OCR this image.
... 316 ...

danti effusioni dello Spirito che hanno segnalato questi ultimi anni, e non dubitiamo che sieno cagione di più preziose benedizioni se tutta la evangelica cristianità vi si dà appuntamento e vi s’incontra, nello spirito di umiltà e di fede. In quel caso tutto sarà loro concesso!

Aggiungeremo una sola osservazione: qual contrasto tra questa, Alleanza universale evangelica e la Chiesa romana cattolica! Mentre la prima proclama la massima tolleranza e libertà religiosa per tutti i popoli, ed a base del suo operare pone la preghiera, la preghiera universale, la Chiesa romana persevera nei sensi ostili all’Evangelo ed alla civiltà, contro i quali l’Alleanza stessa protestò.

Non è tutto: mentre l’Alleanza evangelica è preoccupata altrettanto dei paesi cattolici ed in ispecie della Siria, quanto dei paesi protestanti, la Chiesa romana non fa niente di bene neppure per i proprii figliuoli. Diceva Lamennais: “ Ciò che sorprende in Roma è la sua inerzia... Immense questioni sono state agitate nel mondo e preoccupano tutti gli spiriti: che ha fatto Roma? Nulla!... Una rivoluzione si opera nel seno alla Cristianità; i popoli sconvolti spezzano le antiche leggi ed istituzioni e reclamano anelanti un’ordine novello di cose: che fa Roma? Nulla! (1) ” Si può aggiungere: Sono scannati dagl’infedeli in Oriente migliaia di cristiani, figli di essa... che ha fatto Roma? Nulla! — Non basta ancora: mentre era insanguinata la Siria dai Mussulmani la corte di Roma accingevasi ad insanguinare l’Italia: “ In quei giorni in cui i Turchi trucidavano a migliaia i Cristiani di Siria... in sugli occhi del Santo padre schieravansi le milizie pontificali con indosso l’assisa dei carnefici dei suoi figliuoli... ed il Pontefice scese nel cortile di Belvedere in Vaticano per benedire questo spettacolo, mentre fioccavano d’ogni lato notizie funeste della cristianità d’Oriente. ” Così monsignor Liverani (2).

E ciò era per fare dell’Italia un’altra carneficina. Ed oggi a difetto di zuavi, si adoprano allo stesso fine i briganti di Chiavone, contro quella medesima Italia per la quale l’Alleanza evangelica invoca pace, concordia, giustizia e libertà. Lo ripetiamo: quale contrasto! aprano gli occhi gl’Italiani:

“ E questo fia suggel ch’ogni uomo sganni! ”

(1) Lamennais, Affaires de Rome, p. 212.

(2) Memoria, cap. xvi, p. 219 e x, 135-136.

____

(Goal): Of the lines in the data above, how many contain the word "occhi"? Give only that figure.

(Finished exercise): 2